:: PASSAGE PROVIDED
Malaysian human rights group SUARAM and its French lawyers have alleged that DCNS bought classified Malaysian defence ministry documents to help its bid for the 1 billion euro ($1.25 billion) contract it won in 2002. They say investigation documents show that about 36 million euros ($44.90 million) were paid by Thales International, a subsidiary of DCNS, to a company called Terasasi, controlled by a former associate of Najib.



In Taiwan:


The Taiwanese government has filed a US$98.4 million lawsuit against the French state-owned DCNS over a long-running, massive corruption case that puts added pressure on the defense contractor at a time when it faces multiple investigations that could bring down top French politicians.

The allegations, announced by Taiwan’s Defense Minister Kao Hua-chun in Parliament last week, are also an indication that the French contractors apparently continued with illegal activities well after the original scandal was uncovered. Kao said additional kickbacks prohibited by a 1996 order agreement have been found relating to supplying parts for the problem-plagued stealth frigates, which cost US$2.8 billion in 1991. Taiwan is seeking the additional penalty for alleged violation of the 1996 agreement, bringing the total to well over US$1 billion.


The purchase of the six frigates has been marked by earlier allegations of massive corruption, multiple murders, and demands for fines against the French shipbuilder for US$950 million, most of it already owed by the defense contractor and the French state under international court rulings. The French government has already agreed to pay €457 million in damages to Taiwan, which is a big enough amount to require an emergency amendment to the national operating budget.


In Pakistan,The Karachi Affair
So convoluted, one report is reproduced in full:



Political scandal brews over 11 Frenchmen killed in Pakistan
By Michael Cosgrove Jun 19, 2009 in Politics
A major political scandal is gaining momentum in France after revelations that 11 Frenchmen killed in a 2002 Karachi bus bombing were victims of a Pakistani plot to punish France for non-payment of commission on a deal involving the sale of submarines.
::::
:: RECORDS
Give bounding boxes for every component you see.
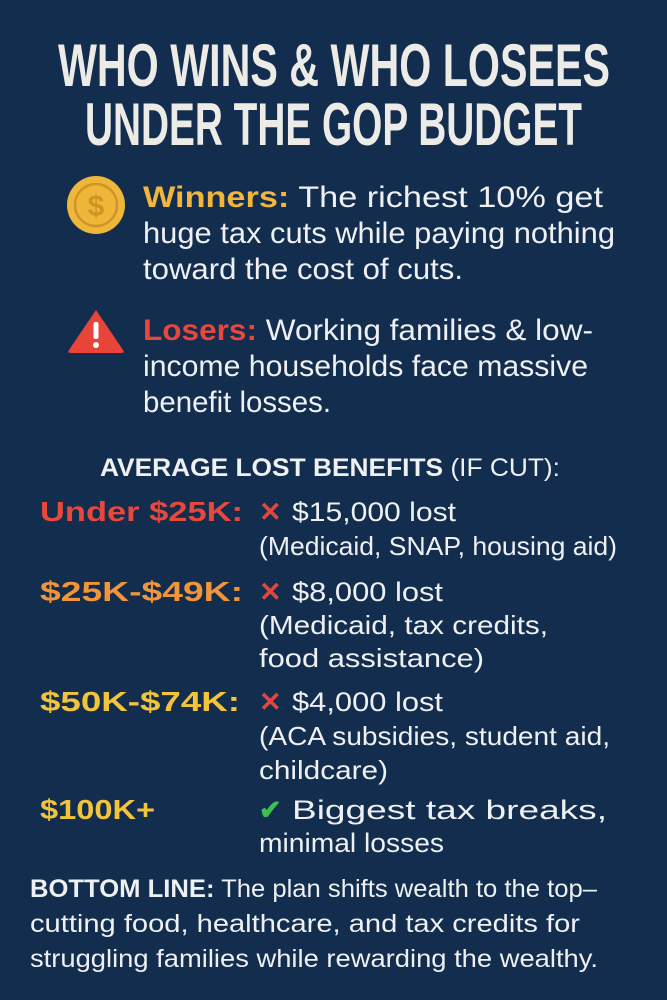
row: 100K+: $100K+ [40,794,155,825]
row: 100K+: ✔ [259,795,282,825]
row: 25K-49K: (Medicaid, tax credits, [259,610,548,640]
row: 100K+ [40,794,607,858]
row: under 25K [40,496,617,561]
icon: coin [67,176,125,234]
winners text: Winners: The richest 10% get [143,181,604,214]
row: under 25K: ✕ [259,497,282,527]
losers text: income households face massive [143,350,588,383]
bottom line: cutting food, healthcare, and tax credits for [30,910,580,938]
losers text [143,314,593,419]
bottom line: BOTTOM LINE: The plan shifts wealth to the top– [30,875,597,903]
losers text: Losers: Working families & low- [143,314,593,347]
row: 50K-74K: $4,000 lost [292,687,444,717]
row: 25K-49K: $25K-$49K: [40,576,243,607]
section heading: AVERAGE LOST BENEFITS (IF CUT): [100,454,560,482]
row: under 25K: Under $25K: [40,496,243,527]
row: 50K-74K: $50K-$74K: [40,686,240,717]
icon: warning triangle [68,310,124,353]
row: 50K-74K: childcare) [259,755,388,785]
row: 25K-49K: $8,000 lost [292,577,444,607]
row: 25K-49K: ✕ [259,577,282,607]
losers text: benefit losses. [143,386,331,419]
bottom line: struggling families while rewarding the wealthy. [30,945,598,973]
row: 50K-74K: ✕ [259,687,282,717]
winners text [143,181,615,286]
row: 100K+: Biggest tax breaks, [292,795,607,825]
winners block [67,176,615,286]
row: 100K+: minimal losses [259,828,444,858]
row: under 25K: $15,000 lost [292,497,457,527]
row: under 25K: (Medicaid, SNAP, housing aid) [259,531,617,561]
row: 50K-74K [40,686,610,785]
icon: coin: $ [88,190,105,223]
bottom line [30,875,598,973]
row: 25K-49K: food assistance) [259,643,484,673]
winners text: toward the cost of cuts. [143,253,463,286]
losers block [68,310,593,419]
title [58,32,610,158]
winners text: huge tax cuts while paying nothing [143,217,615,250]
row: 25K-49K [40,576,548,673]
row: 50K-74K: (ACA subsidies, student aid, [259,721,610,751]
::::
:: RECORDS
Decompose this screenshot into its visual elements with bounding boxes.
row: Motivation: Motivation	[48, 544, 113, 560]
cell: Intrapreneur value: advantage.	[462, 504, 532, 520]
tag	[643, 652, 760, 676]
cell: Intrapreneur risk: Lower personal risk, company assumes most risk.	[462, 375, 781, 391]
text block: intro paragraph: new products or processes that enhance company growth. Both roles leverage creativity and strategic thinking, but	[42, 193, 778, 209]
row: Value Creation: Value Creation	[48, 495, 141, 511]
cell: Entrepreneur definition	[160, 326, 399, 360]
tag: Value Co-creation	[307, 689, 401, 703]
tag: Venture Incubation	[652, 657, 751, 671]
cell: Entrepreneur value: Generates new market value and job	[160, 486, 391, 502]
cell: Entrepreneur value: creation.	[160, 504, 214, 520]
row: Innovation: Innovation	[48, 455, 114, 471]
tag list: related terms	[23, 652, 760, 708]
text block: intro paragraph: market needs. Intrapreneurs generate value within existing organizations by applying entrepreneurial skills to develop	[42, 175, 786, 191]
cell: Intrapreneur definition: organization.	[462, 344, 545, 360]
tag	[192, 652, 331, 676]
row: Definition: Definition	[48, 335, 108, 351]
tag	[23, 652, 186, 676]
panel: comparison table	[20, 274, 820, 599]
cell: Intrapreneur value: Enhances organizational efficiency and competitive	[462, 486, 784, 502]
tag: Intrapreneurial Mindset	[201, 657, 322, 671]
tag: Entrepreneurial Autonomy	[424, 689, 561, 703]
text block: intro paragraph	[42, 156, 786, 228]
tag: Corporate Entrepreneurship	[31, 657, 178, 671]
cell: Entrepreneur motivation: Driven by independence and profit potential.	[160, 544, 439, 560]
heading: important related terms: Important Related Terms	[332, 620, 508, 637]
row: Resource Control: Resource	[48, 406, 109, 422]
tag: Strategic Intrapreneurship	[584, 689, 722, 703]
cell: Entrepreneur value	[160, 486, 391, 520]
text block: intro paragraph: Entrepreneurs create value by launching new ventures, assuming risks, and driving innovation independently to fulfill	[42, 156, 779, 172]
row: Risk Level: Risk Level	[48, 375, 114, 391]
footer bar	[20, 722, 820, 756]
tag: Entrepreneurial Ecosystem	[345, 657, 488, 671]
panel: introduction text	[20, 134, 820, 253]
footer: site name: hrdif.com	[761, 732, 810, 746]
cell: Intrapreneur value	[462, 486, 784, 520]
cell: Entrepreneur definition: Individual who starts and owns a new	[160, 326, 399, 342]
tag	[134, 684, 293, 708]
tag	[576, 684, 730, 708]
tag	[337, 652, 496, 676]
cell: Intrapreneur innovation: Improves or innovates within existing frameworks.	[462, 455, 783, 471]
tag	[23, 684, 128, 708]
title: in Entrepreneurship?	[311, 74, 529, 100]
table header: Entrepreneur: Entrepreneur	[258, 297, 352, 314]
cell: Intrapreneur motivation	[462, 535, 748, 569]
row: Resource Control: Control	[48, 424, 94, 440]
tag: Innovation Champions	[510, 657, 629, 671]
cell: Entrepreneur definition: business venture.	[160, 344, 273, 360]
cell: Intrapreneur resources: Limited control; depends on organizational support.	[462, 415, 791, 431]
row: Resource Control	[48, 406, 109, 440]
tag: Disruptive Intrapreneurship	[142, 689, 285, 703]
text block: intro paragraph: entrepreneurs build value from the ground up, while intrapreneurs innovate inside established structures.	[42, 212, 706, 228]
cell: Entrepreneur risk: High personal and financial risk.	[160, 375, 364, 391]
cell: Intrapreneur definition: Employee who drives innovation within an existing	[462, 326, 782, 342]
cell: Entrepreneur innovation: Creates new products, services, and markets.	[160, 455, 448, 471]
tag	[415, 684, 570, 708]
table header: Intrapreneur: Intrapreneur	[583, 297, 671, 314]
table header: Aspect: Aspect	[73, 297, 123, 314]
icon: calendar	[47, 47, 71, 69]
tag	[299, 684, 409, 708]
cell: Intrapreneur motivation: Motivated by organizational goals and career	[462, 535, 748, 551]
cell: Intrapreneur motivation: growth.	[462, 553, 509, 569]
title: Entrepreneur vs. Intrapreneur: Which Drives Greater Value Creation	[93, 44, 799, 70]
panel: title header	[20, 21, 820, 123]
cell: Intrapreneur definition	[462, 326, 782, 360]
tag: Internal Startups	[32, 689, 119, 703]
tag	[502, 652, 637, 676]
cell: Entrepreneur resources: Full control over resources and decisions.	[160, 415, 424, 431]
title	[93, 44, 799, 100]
::::
[WHAT IS BEING ASKED] Reproduce the passage above on the DCNS corruption allegations in full, word for word.

[EXERCISE OUTPUT]
Malaysian human rights group SUARAM and its French lawyers have alleged that DCNS bought classified Malaysian defence ministry documents to help its bid for the 1 billion euro ($1.25 billion) contract it won in 2002. They say investigation documents show that about 36 million euros ($44.90 million) were paid by Thales International, a subsidiary of DCNS, to a company called Terasasi, controlled by a former associate of Najib.



In Taiwan:


The Taiwanese government has filed a US$98.4 million lawsuit against the French state-owned DCNS over a long-running, massive corruption case that puts added pressure on the defense contractor at a time when it faces multiple investigations that could bring down top French politicians.

The allegations, announced by Taiwan’s Defense Minister Kao Hua-chun in Parliament last week, are also an indication that the French contractors apparently continued with illegal activities well after the original scandal was uncovered. Kao said additional kickbacks prohibited by a 1996 order agreement have been found relating to supplying parts for the problem-plagued stealth frigates, which cost US$2.8 billion in 1991. Taiwan is seeking the additional penalty for alleged violation of the 1996 agreement, bringing the total to well over US$1 billion.


The purchase of the six frigates has been marked by earlier allegations of massive corruption, multiple murders, and demands for fines against the French shipbuilder for US$950 million, most of it already owed by the defense contractor and the French state under international court rulings. The French government has already agreed to pay €457 million in damages to Taiwan, which is a big enough amount to require an emergency amendment to the national operating budget.


In Pakistan,The Karachi Affair
So convoluted, one report is reproduced in full:



Political scandal brews over 11 Frenchmen killed in Pakistan
By Michael Cosgrove Jun 19, 2009 in Politics
A major political scandal is gaining momentum in France after revelations that 11 Frenchmen killed in a 2002 Karachi bus bombing were victims of a Pakistani plot to punish France for non-payment of commission on a deal involving the sale of submarines.